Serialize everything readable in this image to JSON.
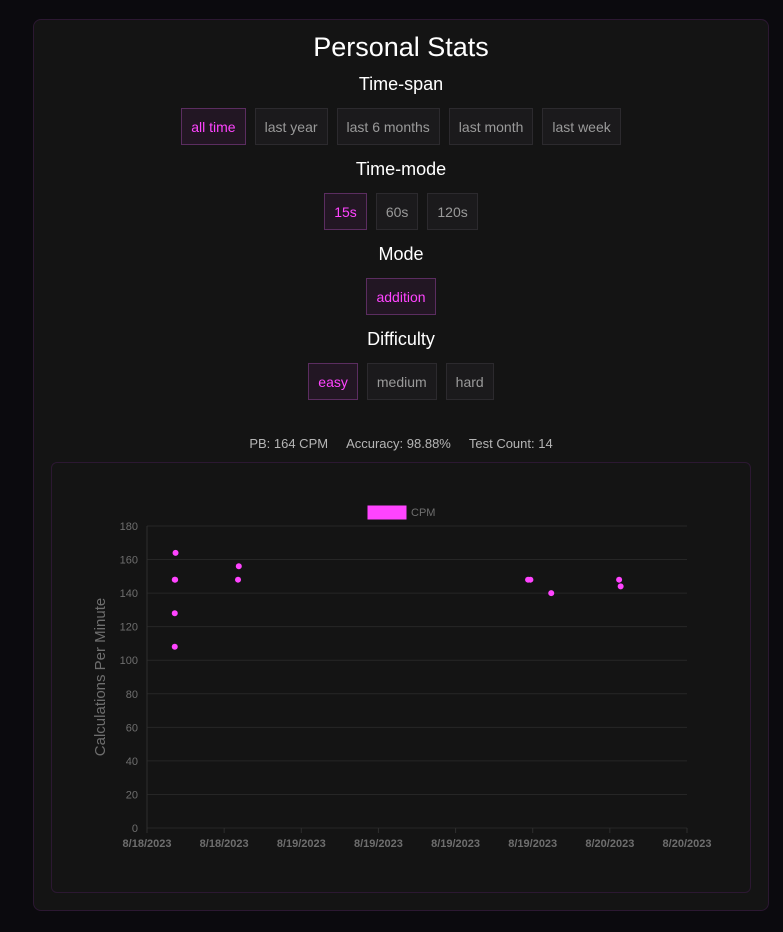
{
  "title": "Personal Stats",
  "timespan": {
    "label": "Time-span",
    "options": [
      "all time",
      "last year",
      "last 6 months",
      "last month",
      "last week"
    ],
    "active": 0
  },
  "timemode": {
    "label": "Time-mode",
    "options": [
      "15s",
      "60s",
      "120s"
    ],
    "active": 0
  },
  "mode": {
    "label": "Mode",
    "options": [
      "addition"
    ],
    "active": 0
  },
  "difficulty": {
    "label": "Difficulty",
    "options": [
      "easy",
      "medium",
      "hard"
    ],
    "active": 0
  },
  "stats": {
    "pb": "PB: 164 CPM",
    "accuracy": "Accuracy: 98.88%",
    "test_count": "Test Count: 14"
  },
  "colors": {
    "accent": "#ff44ff",
    "background": "#141414"
  },
  "chart_data": {
    "type": "scatter",
    "legend": [
      "CPM"
    ],
    "legend_position": "top",
    "ylabel": "Calculations Per Minute",
    "ylim": [
      0,
      180
    ],
    "yticks": [
      0,
      20,
      40,
      60,
      80,
      100,
      120,
      140,
      160,
      180
    ],
    "xticks": [
      "8/18/2023",
      "8/18/2023",
      "8/19/2023",
      "8/19/2023",
      "8/19/2023",
      "8/19/2023",
      "8/20/2023",
      "8/20/2023"
    ],
    "xlim_index": [
      0,
      7
    ],
    "grid": true,
    "series": [
      {
        "name": "CPM",
        "points": [
          {
            "x": 0.37,
            "y": 164
          },
          {
            "x": 0.36,
            "y": 148
          },
          {
            "x": 0.365,
            "y": 148
          },
          {
            "x": 0.36,
            "y": 128
          },
          {
            "x": 0.36,
            "y": 108
          },
          {
            "x": 1.19,
            "y": 156
          },
          {
            "x": 1.18,
            "y": 148
          },
          {
            "x": 4.94,
            "y": 148
          },
          {
            "x": 4.97,
            "y": 148
          },
          {
            "x": 5.24,
            "y": 140
          },
          {
            "x": 6.12,
            "y": 148
          },
          {
            "x": 6.14,
            "y": 144
          }
        ]
      }
    ]
  }
}
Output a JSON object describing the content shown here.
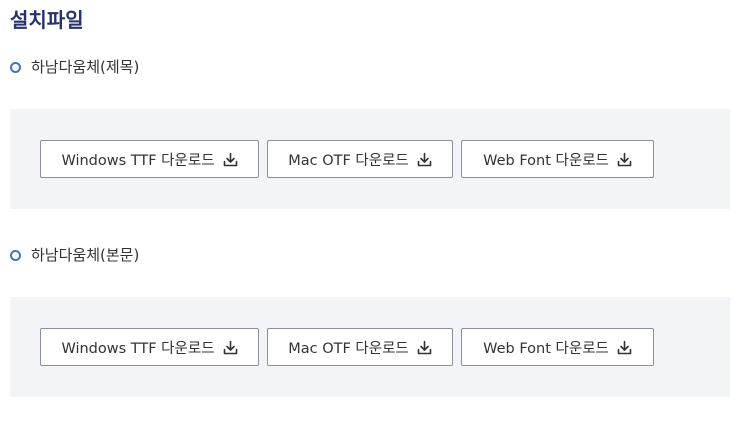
{
  "page": {
    "title": "설치파일"
  },
  "sections": [
    {
      "label": "하남다움체(제목)",
      "buttons": [
        {
          "label": "Windows TTF 다운로드",
          "icon": "download-icon"
        },
        {
          "label": "Mac OTF 다운로드",
          "icon": "download-icon"
        },
        {
          "label": "Web Font 다운로드",
          "icon": "download-icon"
        }
      ]
    },
    {
      "label": "하남다움체(본문)",
      "buttons": [
        {
          "label": "Windows TTF 다운로드",
          "icon": "download-icon"
        },
        {
          "label": "Mac OTF 다운로드",
          "icon": "download-icon"
        },
        {
          "label": "Web Font 다운로드",
          "icon": "download-icon"
        }
      ]
    }
  ],
  "colors": {
    "title": "#27336b",
    "bullet": "#3f72c9",
    "box_background": "#f2f4f7",
    "button_border": "#8a8f99"
  }
}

_STATED EXERCISE:_ Replicate the material above verbatim; images stay out of the copy.

_RESULT OF THIS EXERCISE:_
Serialize everything readable in this image to JSON.
{
  "title": "Personal Stats",
  "timespan": {
    "label": "Time-span",
    "options": [
      "all time",
      "last year",
      "last 6 months",
      "last month",
      "last week"
    ],
    "active": 0
  },
  "timemode": {
    "label": "Time-mode",
    "options": [
      "15s",
      "60s",
      "120s"
    ],
    "active": 0
  },
  "mode": {
    "label": "Mode",
    "options": [
      "addition"
    ],
    "active": 0
  },
  "difficulty": {
    "label": "Difficulty",
    "options": [
      "easy",
      "medium",
      "hard"
    ],
    "active": 0
  },
  "stats": {
    "pb": "PB: 164 CPM",
    "accuracy": "Accuracy: 98.88%",
    "test_count": "Test Count: 14"
  },
  "colors": {
    "accent": "#ff44ff",
    "background": "#141414"
  },
  "chart_data": {
    "type": "scatter",
    "legend": [
      "CPM"
    ],
    "legend_position": "top",
    "ylabel": "Calculations Per Minute",
    "ylim": [
      0,
      180
    ],
    "yticks": [
      0,
      20,
      40,
      60,
      80,
      100,
      120,
      140,
      160,
      180
    ],
    "xticks": [
      "8/18/2023",
      "8/18/2023",
      "8/19/2023",
      "8/19/2023",
      "8/19/2023",
      "8/19/2023",
      "8/20/2023",
      "8/20/2023"
    ],
    "xlim_index": [
      0,
      7
    ],
    "grid": true,
    "series": [
      {
        "name": "CPM",
        "points": [
          {
            "x": 0.37,
            "y": 164
          },
          {
            "x": 0.36,
            "y": 148
          },
          {
            "x": 0.365,
            "y": 148
          },
          {
            "x": 0.36,
            "y": 128
          },
          {
            "x": 0.36,
            "y": 108
          },
          {
            "x": 1.19,
            "y": 156
          },
          {
            "x": 1.18,
            "y": 148
          },
          {
            "x": 4.94,
            "y": 148
          },
          {
            "x": 4.97,
            "y": 148
          },
          {
            "x": 5.24,
            "y": 140
          },
          {
            "x": 6.12,
            "y": 148
          },
          {
            "x": 6.14,
            "y": 144
          }
        ]
      }
    ]
  }
}
Output a JSON object describing the content shown here.
{
  "page": {
    "title": "설치파일"
  },
  "sections": [
    {
      "label": "하남다움체(제목)",
      "buttons": [
        {
          "label": "Windows TTF 다운로드",
          "icon": "download-icon"
        },
        {
          "label": "Mac OTF 다운로드",
          "icon": "download-icon"
        },
        {
          "label": "Web Font 다운로드",
          "icon": "download-icon"
        }
      ]
    },
    {
      "label": "하남다움체(본문)",
      "buttons": [
        {
          "label": "Windows TTF 다운로드",
          "icon": "download-icon"
        },
        {
          "label": "Mac OTF 다운로드",
          "icon": "download-icon"
        },
        {
          "label": "Web Font 다운로드",
          "icon": "download-icon"
        }
      ]
    }
  ],
  "colors": {
    "title": "#27336b",
    "bullet": "#3f72c9",
    "box_background": "#f2f4f7",
    "button_border": "#8a8f99"
  }
}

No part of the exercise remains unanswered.